**INSTRUCTIONS FOR THE TASK**
What follows is a block of records; restate each one word for word.
_____
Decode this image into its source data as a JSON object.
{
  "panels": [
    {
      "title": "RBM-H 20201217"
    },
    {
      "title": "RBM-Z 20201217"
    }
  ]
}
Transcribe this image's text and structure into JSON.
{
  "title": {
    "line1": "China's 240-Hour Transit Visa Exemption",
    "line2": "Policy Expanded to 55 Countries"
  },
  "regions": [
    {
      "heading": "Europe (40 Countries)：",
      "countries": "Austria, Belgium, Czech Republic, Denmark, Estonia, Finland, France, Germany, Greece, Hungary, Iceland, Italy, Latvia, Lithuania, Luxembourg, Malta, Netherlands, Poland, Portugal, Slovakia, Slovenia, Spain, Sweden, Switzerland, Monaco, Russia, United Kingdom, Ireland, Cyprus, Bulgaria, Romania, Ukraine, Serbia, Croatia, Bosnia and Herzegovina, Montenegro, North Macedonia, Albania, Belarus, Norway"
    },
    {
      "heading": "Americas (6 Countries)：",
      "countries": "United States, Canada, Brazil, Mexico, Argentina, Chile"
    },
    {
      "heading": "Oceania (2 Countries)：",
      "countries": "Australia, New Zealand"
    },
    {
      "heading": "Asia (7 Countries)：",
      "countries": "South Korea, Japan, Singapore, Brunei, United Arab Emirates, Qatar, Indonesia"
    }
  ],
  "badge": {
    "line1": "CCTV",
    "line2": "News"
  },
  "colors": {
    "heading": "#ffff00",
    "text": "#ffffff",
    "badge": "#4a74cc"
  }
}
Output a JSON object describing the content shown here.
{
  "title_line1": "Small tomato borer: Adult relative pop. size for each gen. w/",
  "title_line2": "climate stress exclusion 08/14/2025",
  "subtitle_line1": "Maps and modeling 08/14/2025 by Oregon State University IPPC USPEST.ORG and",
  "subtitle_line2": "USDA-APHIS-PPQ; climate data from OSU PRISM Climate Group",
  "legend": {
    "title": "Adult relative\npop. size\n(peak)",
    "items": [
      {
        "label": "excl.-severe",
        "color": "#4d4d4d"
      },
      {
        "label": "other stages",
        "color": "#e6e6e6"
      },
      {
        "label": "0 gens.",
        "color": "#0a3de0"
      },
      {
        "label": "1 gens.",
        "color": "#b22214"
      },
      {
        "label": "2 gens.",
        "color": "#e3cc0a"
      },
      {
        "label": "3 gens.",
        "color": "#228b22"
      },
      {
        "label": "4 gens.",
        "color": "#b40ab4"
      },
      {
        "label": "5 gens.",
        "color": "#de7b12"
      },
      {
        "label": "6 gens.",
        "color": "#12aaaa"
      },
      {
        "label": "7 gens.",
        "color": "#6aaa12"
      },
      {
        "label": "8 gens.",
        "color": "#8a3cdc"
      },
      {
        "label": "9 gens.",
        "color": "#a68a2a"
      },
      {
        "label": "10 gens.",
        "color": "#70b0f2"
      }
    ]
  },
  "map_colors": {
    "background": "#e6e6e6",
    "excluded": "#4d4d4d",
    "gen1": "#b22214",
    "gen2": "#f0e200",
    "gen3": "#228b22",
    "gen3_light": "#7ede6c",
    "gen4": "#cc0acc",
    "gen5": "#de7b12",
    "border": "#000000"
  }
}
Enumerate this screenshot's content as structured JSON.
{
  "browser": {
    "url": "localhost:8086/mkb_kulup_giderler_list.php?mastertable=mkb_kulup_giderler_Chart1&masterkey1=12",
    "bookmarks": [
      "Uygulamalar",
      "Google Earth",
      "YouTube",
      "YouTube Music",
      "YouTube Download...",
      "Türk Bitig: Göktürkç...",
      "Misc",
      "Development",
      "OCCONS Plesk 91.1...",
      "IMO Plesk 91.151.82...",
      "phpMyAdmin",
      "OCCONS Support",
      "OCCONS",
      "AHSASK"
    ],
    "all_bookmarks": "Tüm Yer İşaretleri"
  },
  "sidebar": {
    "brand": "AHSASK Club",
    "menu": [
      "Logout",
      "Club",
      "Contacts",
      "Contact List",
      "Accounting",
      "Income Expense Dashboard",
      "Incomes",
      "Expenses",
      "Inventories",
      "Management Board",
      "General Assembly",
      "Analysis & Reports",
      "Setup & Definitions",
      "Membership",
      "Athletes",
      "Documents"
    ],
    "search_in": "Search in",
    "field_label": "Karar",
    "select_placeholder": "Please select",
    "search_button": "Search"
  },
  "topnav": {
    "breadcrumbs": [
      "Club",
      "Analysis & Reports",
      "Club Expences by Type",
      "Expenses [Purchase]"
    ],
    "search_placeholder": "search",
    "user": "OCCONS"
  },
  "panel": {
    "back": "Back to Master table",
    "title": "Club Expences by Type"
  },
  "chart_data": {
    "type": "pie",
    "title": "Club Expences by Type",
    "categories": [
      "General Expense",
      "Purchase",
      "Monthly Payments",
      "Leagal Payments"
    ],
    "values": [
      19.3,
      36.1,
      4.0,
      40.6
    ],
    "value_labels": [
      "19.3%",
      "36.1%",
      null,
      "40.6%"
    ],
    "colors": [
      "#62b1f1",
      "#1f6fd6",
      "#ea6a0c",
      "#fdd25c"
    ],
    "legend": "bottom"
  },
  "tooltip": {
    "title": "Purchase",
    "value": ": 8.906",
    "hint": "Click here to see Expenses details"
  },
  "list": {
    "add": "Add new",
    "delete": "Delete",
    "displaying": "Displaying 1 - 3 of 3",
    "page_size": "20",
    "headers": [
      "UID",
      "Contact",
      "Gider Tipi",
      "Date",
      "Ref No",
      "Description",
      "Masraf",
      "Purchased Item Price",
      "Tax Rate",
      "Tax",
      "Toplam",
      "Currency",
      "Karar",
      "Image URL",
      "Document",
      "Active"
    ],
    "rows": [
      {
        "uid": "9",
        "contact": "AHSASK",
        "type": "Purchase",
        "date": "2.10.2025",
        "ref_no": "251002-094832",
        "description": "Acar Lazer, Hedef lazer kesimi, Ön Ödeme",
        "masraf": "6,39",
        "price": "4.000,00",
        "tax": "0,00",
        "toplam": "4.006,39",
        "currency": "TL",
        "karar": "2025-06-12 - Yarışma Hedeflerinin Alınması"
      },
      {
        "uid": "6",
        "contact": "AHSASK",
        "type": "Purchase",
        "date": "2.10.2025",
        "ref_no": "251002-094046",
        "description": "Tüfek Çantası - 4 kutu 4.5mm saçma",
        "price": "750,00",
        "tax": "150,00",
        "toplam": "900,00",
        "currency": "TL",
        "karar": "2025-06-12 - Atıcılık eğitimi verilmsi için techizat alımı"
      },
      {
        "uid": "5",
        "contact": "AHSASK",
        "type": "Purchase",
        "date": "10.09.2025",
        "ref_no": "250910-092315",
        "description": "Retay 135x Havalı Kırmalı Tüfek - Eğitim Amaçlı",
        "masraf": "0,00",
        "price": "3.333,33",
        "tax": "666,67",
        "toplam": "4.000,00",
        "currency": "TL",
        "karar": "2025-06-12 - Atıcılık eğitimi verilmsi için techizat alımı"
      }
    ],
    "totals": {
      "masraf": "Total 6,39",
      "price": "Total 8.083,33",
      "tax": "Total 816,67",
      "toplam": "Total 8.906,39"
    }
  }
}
_____
**EXPECTED ANSWER**
Decode this image into its source data as a JSON object.
{
  "panels": [
    {
      "title": "RBM-H 20201217"
    },
    {
      "title": "RBM-Z 20201217"
    }
  ]
}
Transcribe this image's text and structure into JSON.
{
  "title": {
    "line1": "China's 240-Hour Transit Visa Exemption",
    "line2": "Policy Expanded to 55 Countries"
  },
  "regions": [
    {
      "heading": "Europe (40 Countries)：",
      "countries": "Austria, Belgium, Czech Republic, Denmark, Estonia, Finland, France, Germany, Greece, Hungary, Iceland, Italy, Latvia, Lithuania, Luxembourg, Malta, Netherlands, Poland, Portugal, Slovakia, Slovenia, Spain, Sweden, Switzerland, Monaco, Russia, United Kingdom, Ireland, Cyprus, Bulgaria, Romania, Ukraine, Serbia, Croatia, Bosnia and Herzegovina, Montenegro, North Macedonia, Albania, Belarus, Norway"
    },
    {
      "heading": "Americas (6 Countries)：",
      "countries": "United States, Canada, Brazil, Mexico, Argentina, Chile"
    },
    {
      "heading": "Oceania (2 Countries)：",
      "countries": "Australia, New Zealand"
    },
    {
      "heading": "Asia (7 Countries)：",
      "countries": "South Korea, Japan, Singapore, Brunei, United Arab Emirates, Qatar, Indonesia"
    }
  ],
  "badge": {
    "line1": "CCTV",
    "line2": "News"
  },
  "colors": {
    "heading": "#ffff00",
    "text": "#ffffff",
    "badge": "#4a74cc"
  }
}
Output a JSON object describing the content shown here.
{
  "title_line1": "Small tomato borer: Adult relative pop. size for each gen. w/",
  "title_line2": "climate stress exclusion 08/14/2025",
  "subtitle_line1": "Maps and modeling 08/14/2025 by Oregon State University IPPC USPEST.ORG and",
  "subtitle_line2": "USDA-APHIS-PPQ; climate data from OSU PRISM Climate Group",
  "legend": {
    "title": "Adult relative\npop. size\n(peak)",
    "items": [
      {
        "label": "excl.-severe",
        "color": "#4d4d4d"
      },
      {
        "label": "other stages",
        "color": "#e6e6e6"
      },
      {
        "label": "0 gens.",
        "color": "#0a3de0"
      },
      {
        "label": "1 gens.",
        "color": "#b22214"
      },
      {
        "label": "2 gens.",
        "color": "#e3cc0a"
      },
      {
        "label": "3 gens.",
        "color": "#228b22"
      },
      {
        "label": "4 gens.",
        "color": "#b40ab4"
      },
      {
        "label": "5 gens.",
        "color": "#de7b12"
      },
      {
        "label": "6 gens.",
        "color": "#12aaaa"
      },
      {
        "label": "7 gens.",
        "color": "#6aaa12"
      },
      {
        "label": "8 gens.",
        "color": "#8a3cdc"
      },
      {
        "label": "9 gens.",
        "color": "#a68a2a"
      },
      {
        "label": "10 gens.",
        "color": "#70b0f2"
      }
    ]
  },
  "map_colors": {
    "background": "#e6e6e6",
    "excluded": "#4d4d4d",
    "gen1": "#b22214",
    "gen2": "#f0e200",
    "gen3": "#228b22",
    "gen3_light": "#7ede6c",
    "gen4": "#cc0acc",
    "gen5": "#de7b12",
    "border": "#000000"
  }
}
Enumerate this screenshot's content as structured JSON.
{
  "browser": {
    "url": "localhost:8086/mkb_kulup_giderler_list.php?mastertable=mkb_kulup_giderler_Chart1&masterkey1=12",
    "bookmarks": [
      "Uygulamalar",
      "Google Earth",
      "YouTube",
      "YouTube Music",
      "YouTube Download...",
      "Türk Bitig: Göktürkç...",
      "Misc",
      "Development",
      "OCCONS Plesk 91.1...",
      "IMO Plesk 91.151.82...",
      "phpMyAdmin",
      "OCCONS Support",
      "OCCONS",
      "AHSASK"
    ],
    "all_bookmarks": "Tüm Yer İşaretleri"
  },
  "sidebar": {
    "brand": "AHSASK Club",
    "menu": [
      "Logout",
      "Club",
      "Contacts",
      "Contact List",
      "Accounting",
      "Income Expense Dashboard",
      "Incomes",
      "Expenses",
      "Inventories",
      "Management Board",
      "General Assembly",
      "Analysis & Reports",
      "Setup & Definitions",
      "Membership",
      "Athletes",
      "Documents"
    ],
    "search_in": "Search in",
    "field_label": "Karar",
    "select_placeholder": "Please select",
    "search_button": "Search"
  },
  "topnav": {
    "breadcrumbs": [
      "Club",
      "Analysis & Reports",
      "Club Expences by Type",
      "Expenses [Purchase]"
    ],
    "search_placeholder": "search",
    "user": "OCCONS"
  },
  "panel": {
    "back": "Back to Master table",
    "title": "Club Expences by Type"
  },
  "chart_data": {
    "type": "pie",
    "title": "Club Expences by Type",
    "categories": [
      "General Expense",
      "Purchase",
      "Monthly Payments",
      "Leagal Payments"
    ],
    "values": [
      19.3,
      36.1,
      4.0,
      40.6
    ],
    "value_labels": [
      "19.3%",
      "36.1%",
      null,
      "40.6%"
    ],
    "colors": [
      "#62b1f1",
      "#1f6fd6",
      "#ea6a0c",
      "#fdd25c"
    ],
    "legend": "bottom"
  },
  "tooltip": {
    "title": "Purchase",
    "value": ": 8.906",
    "hint": "Click here to see Expenses details"
  },
  "list": {
    "add": "Add new",
    "delete": "Delete",
    "displaying": "Displaying 1 - 3 of 3",
    "page_size": "20",
    "headers": [
      "UID",
      "Contact",
      "Gider Tipi",
      "Date",
      "Ref No",
      "Description",
      "Masraf",
      "Purchased Item Price",
      "Tax Rate",
      "Tax",
      "Toplam",
      "Currency",
      "Karar",
      "Image URL",
      "Document",
      "Active"
    ],
    "rows": [
      {
        "uid": "9",
        "contact": "AHSASK",
        "type": "Purchase",
        "date": "2.10.2025",
        "ref_no": "251002-094832",
        "description": "Acar Lazer, Hedef lazer kesimi, Ön Ödeme",
        "masraf": "6,39",
        "price": "4.000,00",
        "tax": "0,00",
        "toplam": "4.006,39",
        "currency": "TL",
        "karar": "2025-06-12 - Yarışma Hedeflerinin Alınması"
      },
      {
        "uid": "6",
        "contact": "AHSASK",
        "type": "Purchase",
        "date": "2.10.2025",
        "ref_no": "251002-094046",
        "description": "Tüfek Çantası - 4 kutu 4.5mm saçma",
        "price": "750,00",
        "tax": "150,00",
        "toplam": "900,00",
        "currency": "TL",
        "karar": "2025-06-12 - Atıcılık eğitimi verilmsi için techizat alımı"
      },
      {
        "uid": "5",
        "contact": "AHSASK",
        "type": "Purchase",
        "date": "10.09.2025",
        "ref_no": "250910-092315",
        "description": "Retay 135x Havalı Kırmalı Tüfek - Eğitim Amaçlı",
        "masraf": "0,00",
        "price": "3.333,33",
        "tax": "666,67",
        "toplam": "4.000,00",
        "currency": "TL",
        "karar": "2025-06-12 - Atıcılık eğitimi verilmsi için techizat alımı"
      }
    ],
    "totals": {
      "masraf": "Total 6,39",
      "price": "Total 8.083,33",
      "tax": "Total 816,67",
      "toplam": "Total 8.906,39"
    }
  }
}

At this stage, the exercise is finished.